Задание a: Перечислите все фрагменты, заключенные в кавычки-елочки в тексте о шпицрутене и протесте офицеров.

Источник:
--

Страшный вблизи и вдали
Всем, кто по службе беспутен.
Чадо немецкой земли
Гибкий и свежий шпицрутен.
«Смело его воспою», -
Вторит мне «Сборник Военный».
На бивуаках, в бою
Нужен шпицрутен почтенный,
В полночь, чуть свет на заре,
В самой отчаянной схватке.
Даже на смертном одре
В бедной походной палатке.
Высмеивая «Военный сборник», неизвестный поэт в примечании писал, что журнал, потерявший доверие читателей, подобен отставному офицеру, у которого вместо эполет остались от оных только дырочки на плечах мундира.
Кто же скрывался за подписью «106 офицеров разного рода войск»? Несколько лет тому назад удалось после долгих поисков найти в архивах бывшего военного министерства подлинник этого бесценного протеста. Как оказалось, по прямому приказу царя, не считаясь с редакционной тайной, этот документ был затребован военным министром Милютиным, который расценил его как нарушение дисциплины, воспрещающей действия «скопом или заговором».

--

Задание b: Отберите из записей все строки, где встречается слово «tick».

--

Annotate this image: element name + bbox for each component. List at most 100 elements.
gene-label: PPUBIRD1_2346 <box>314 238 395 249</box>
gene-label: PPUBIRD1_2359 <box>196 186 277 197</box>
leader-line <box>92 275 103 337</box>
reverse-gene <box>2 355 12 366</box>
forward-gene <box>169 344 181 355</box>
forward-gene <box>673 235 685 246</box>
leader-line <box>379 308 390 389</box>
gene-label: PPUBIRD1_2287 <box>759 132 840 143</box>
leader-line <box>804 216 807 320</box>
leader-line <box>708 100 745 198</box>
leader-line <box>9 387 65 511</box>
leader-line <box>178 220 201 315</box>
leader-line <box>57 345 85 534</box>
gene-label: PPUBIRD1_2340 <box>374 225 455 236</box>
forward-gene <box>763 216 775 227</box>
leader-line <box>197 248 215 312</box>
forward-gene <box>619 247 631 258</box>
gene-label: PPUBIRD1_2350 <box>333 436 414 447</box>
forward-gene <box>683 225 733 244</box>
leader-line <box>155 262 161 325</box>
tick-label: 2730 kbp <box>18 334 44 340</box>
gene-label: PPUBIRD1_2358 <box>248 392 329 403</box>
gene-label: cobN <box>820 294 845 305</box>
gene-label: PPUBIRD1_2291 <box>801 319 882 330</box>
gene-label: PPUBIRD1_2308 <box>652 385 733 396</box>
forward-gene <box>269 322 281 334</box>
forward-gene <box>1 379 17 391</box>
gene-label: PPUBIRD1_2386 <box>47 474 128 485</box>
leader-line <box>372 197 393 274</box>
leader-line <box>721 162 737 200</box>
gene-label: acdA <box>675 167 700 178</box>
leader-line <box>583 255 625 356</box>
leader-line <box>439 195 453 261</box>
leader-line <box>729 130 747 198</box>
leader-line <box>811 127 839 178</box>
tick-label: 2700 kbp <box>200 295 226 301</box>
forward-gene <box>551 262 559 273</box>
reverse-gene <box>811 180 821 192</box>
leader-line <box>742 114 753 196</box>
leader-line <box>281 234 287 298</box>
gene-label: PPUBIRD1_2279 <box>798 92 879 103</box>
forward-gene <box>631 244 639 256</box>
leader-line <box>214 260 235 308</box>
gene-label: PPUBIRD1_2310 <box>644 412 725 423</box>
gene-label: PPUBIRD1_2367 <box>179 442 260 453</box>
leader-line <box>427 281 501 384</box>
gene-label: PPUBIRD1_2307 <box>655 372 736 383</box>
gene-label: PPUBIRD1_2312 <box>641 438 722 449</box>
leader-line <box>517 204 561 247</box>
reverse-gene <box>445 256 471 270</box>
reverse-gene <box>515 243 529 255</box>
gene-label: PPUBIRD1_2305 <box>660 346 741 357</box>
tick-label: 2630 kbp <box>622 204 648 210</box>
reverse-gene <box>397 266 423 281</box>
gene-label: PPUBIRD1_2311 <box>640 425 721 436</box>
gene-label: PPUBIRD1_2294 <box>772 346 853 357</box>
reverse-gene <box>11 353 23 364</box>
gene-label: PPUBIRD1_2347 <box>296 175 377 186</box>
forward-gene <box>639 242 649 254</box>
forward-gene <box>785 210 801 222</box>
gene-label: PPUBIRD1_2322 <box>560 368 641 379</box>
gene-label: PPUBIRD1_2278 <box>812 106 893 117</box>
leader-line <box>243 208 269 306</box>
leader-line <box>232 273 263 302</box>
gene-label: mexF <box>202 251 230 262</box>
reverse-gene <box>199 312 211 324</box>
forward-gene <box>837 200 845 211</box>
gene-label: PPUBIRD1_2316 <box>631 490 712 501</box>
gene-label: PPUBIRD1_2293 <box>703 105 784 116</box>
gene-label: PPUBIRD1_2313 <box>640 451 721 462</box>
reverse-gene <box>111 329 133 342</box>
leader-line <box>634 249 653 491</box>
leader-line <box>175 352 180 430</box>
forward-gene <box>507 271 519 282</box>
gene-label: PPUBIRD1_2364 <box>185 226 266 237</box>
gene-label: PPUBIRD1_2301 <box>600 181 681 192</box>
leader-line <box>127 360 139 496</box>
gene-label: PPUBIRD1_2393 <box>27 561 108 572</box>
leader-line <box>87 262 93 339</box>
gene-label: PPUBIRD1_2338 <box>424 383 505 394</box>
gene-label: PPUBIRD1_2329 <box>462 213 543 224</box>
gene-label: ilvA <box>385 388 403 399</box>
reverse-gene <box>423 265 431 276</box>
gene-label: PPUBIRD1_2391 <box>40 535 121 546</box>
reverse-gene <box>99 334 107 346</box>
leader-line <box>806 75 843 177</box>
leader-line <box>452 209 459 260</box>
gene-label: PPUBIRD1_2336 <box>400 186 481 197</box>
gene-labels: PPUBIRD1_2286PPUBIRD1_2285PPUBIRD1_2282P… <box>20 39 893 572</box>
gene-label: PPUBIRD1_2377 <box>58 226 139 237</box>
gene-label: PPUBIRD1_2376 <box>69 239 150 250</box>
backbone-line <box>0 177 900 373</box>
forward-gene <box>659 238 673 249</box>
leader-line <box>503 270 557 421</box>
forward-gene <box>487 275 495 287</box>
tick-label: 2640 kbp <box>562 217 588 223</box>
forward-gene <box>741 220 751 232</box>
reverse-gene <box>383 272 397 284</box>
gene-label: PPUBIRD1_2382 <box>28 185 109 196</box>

--

Полный ответ a:
«Смело его воспою»
«Сборник Военный»
«Военный сборник»
«106 офицеров разного рода войск»
«скопом или заговором»

Полный ответ b:
tick-label: 2730 kbp <box>18 334 44 340</box>
tick-label: 2700 kbp <box>200 295 226 301</box>
tick-label: 2630 kbp <box>622 204 648 210</box>
tick-label: 2640 kbp <box>562 217 588 223</box>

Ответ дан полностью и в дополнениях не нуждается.